[START]

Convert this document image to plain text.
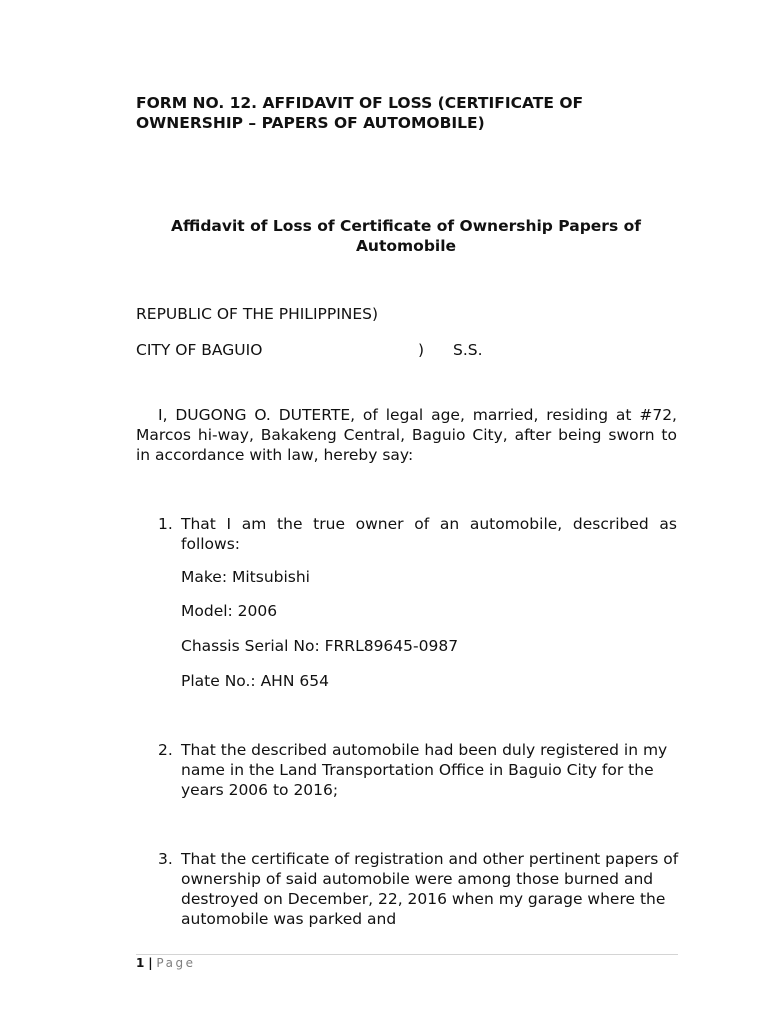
FORM NO. 12. AFFIDAVIT OF LOSS (CERTIFICATE OF OWNERSHIP – PAPERS OF AUTOMOBILE)
Affidavit of Loss of Certificate of Ownership Papers of Automobile
REPUBLIC OF THE PHILIPPINES)
CITY OF BAGUIO	) S.S.
I, DUGONG O. DUTERTE, of legal age, married, residing at #72, Marcos hi-way, Bakakeng Central, Baguio City, after being sworn to in accordance with law, hereby say:
1. That I am the true owner of an automobile, described as follows:
Make: Mitsubishi
Model: 2006
Chassis Serial No: FRRL89645-0987
Plate No.: AHN 654
2. That the described automobile had been duly registered in my name in the Land Transportation Office in Baguio City for the years 2006 to 2016;
3. That the certificate of registration and other pertinent papers of ownership of said automobile were among those burned and destroyed on December, 22, 2016 when my garage where the automobile was parked and
1 | Page
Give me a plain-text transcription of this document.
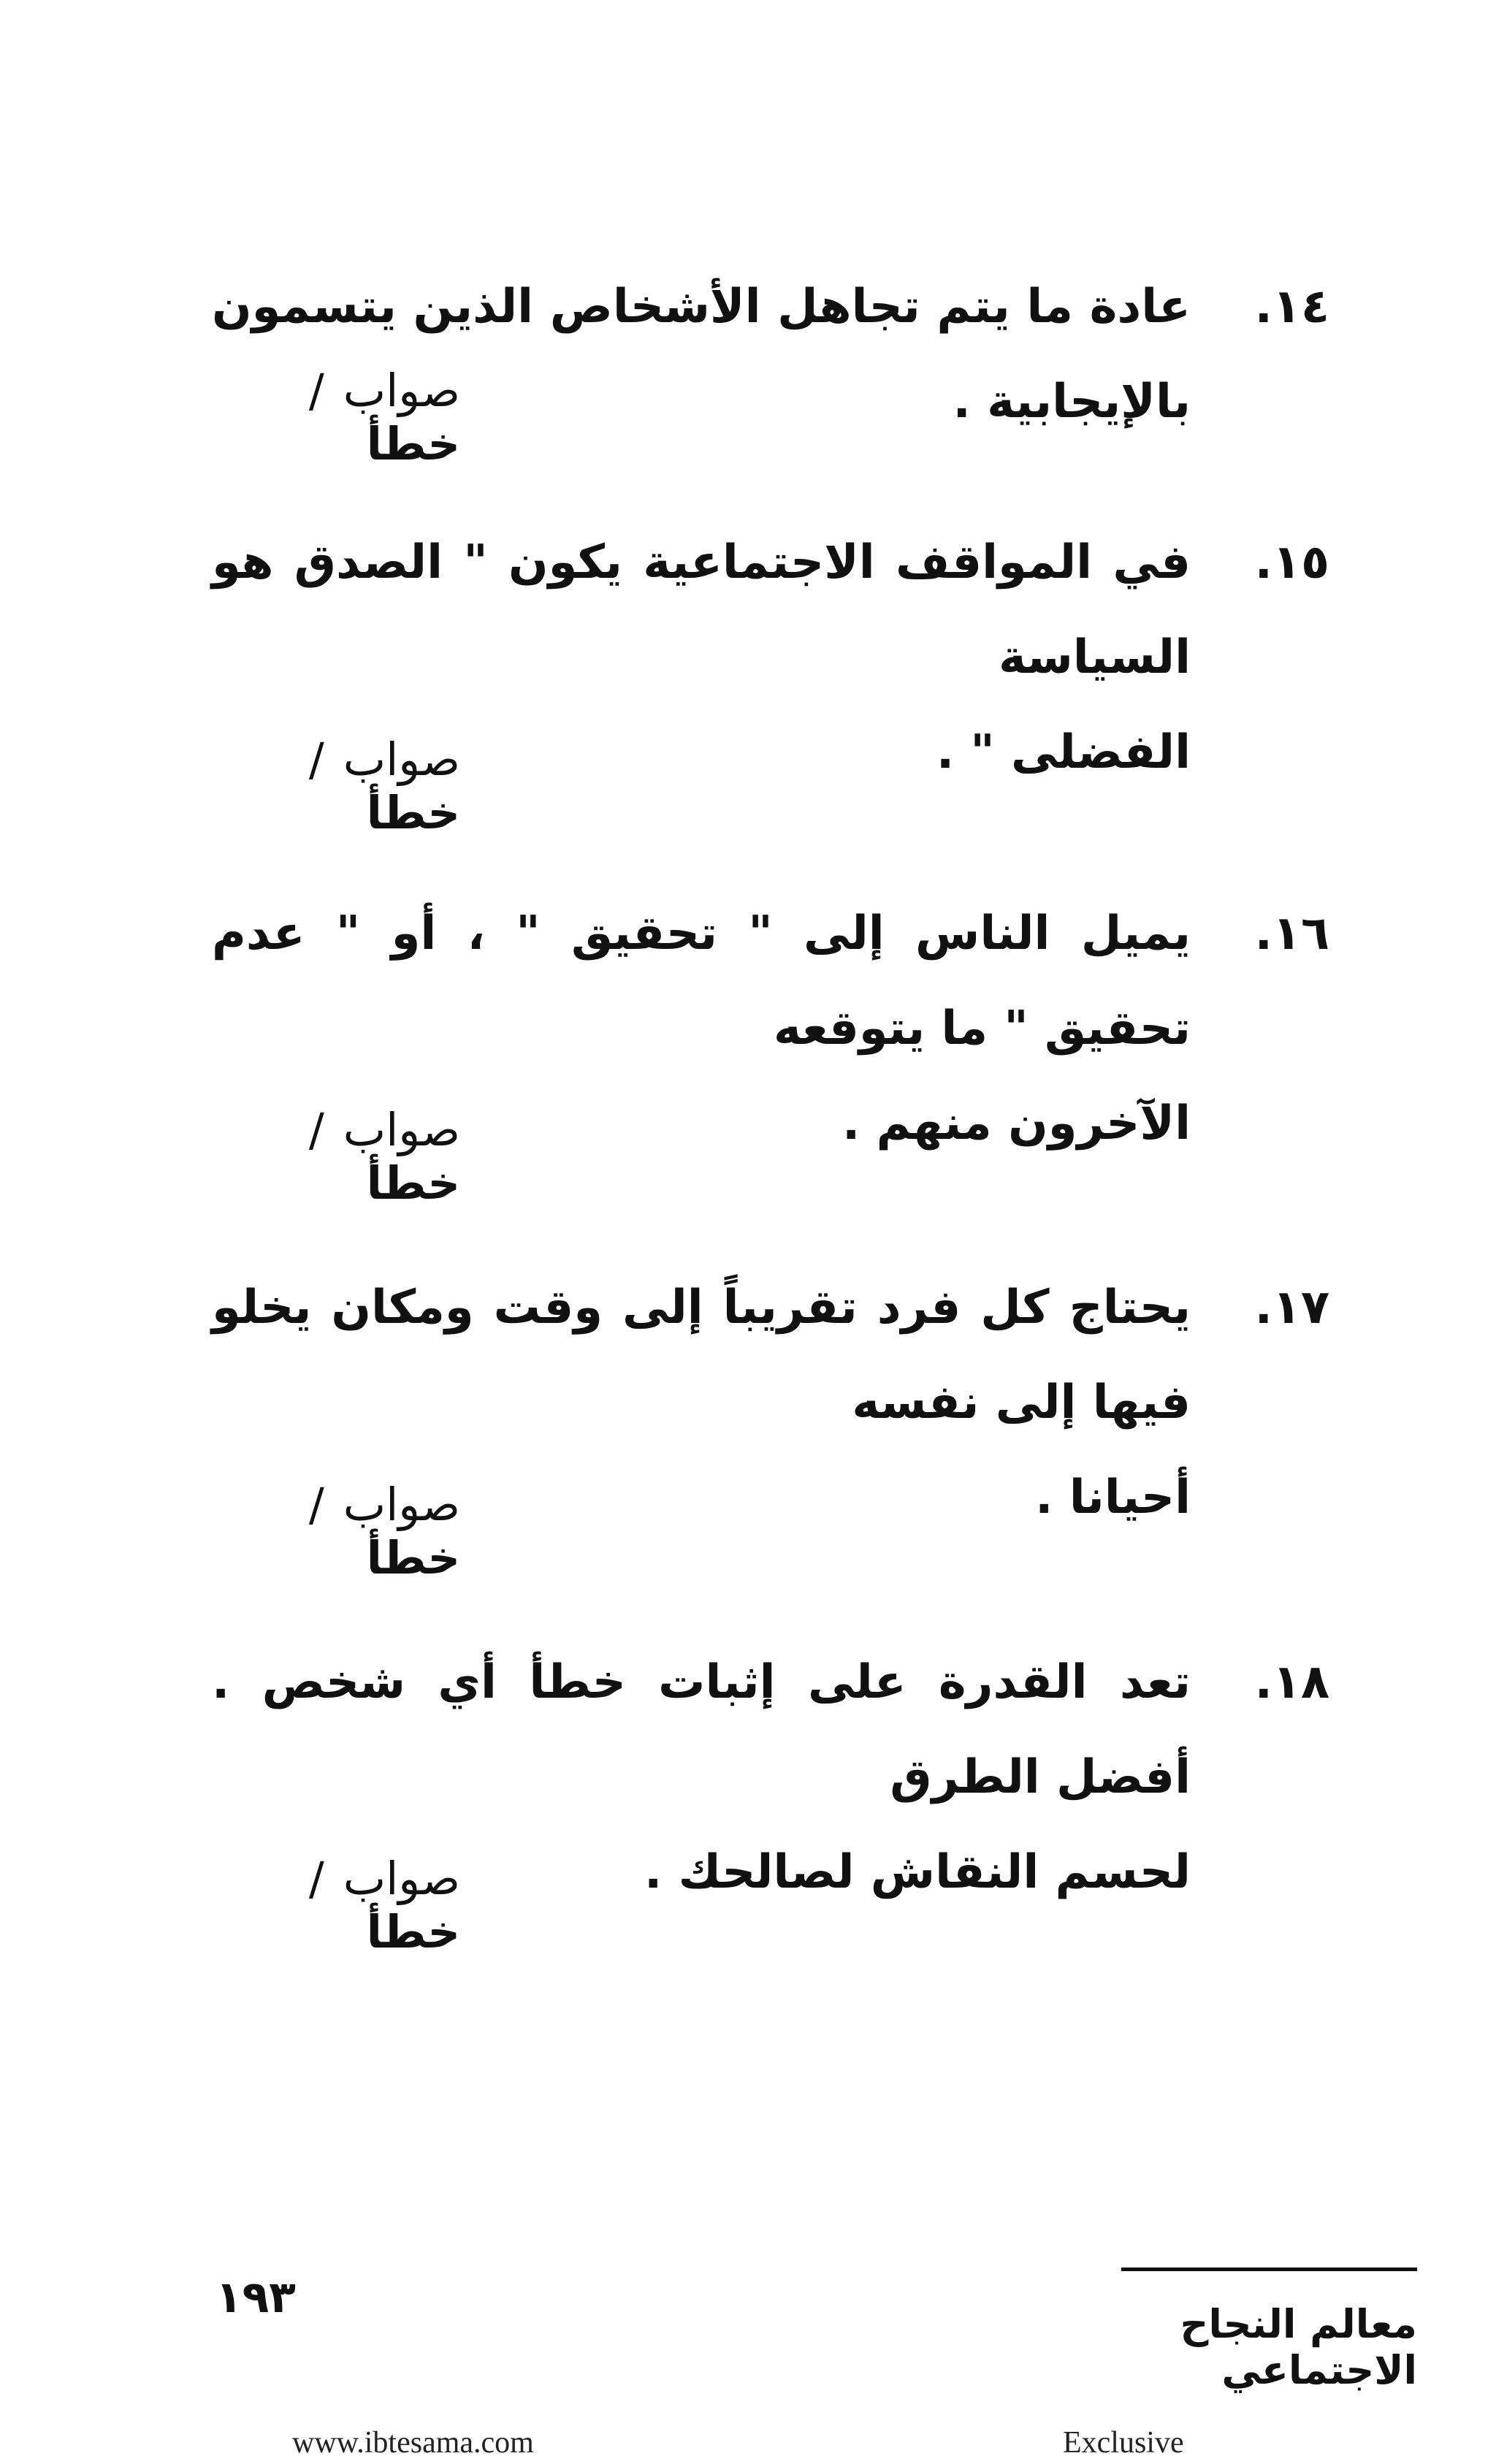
١٤.
عادة ما يتم تجاهل الأشخاص الذين يتسمون بالإيجابية .
صواب/خطأ
١٥.
في المواقف الاجتماعية يكون " الصدق هو السياسة
الفضلى " .
صواب/خطأ
١٦.
يميل الناس إلى " تحقيق " ، أو " عدم تحقيق " ما يتوقعه
الآخرون منهم .
صواب/خطأ
١٧.
يحتاج كل فرد تقريباً إلى وقت ومكان يخلو فيها إلى نفسه
أحيانا .
صواب/خطأ
١٨.
تعد القدرة على إثبات خطأ أي شخص . أفضل الطرق
لحسم النقاش لصالحك .
صواب/خطأ
معالم النجاح الاجتماعي
١٩٣
www.ibtesama.com	Exclusive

[END]

• **Written exercise**
Write out all the records again, exactly, minus any pictures.

• **Worked solution**
Convert this document image to plain text.
FORM NO. 12. AFFIDAVIT OF LOSS (CERTIFICATE OF OWNERSHIP – PAPERS OF AUTOMOBILE)
Affidavit of Loss of Certificate of Ownership Papers of Automobile
REPUBLIC OF THE PHILIPPINES)
CITY OF BAGUIO	) S.S.
I, DUGONG O. DUTERTE, of legal age, married, residing at #72, Marcos hi-way, Bakakeng Central, Baguio City, after being sworn to in accordance with law, hereby say:
1. That I am the true owner of an automobile, described as follows:
Make: Mitsubishi
Model: 2006
Chassis Serial No: FRRL89645-0987
Plate No.: AHN 654
2. That the described automobile had been duly registered in my name in the Land Transportation Office in Baguio City for the years 2006 to 2016;
3. That the certificate of registration and other pertinent papers of ownership of said automobile were among those burned and destroyed on December, 22, 2016 when my garage where the automobile was parked and
1 | Page
Give me a plain-text transcription of this document.
١٤.
عادة ما يتم تجاهل الأشخاص الذين يتسمون بالإيجابية .
صواب/خطأ
١٥.
في المواقف الاجتماعية يكون " الصدق هو السياسة
الفضلى " .
صواب/خطأ
١٦.
يميل الناس إلى " تحقيق " ، أو " عدم تحقيق " ما يتوقعه
الآخرون منهم .
صواب/خطأ
١٧.
يحتاج كل فرد تقريباً إلى وقت ومكان يخلو فيها إلى نفسه
أحيانا .
صواب/خطأ
١٨.
تعد القدرة على إثبات خطأ أي شخص . أفضل الطرق
لحسم النقاش لصالحك .
صواب/خطأ
معالم النجاح الاجتماعي
١٩٣
www.ibtesama.com	Exclusive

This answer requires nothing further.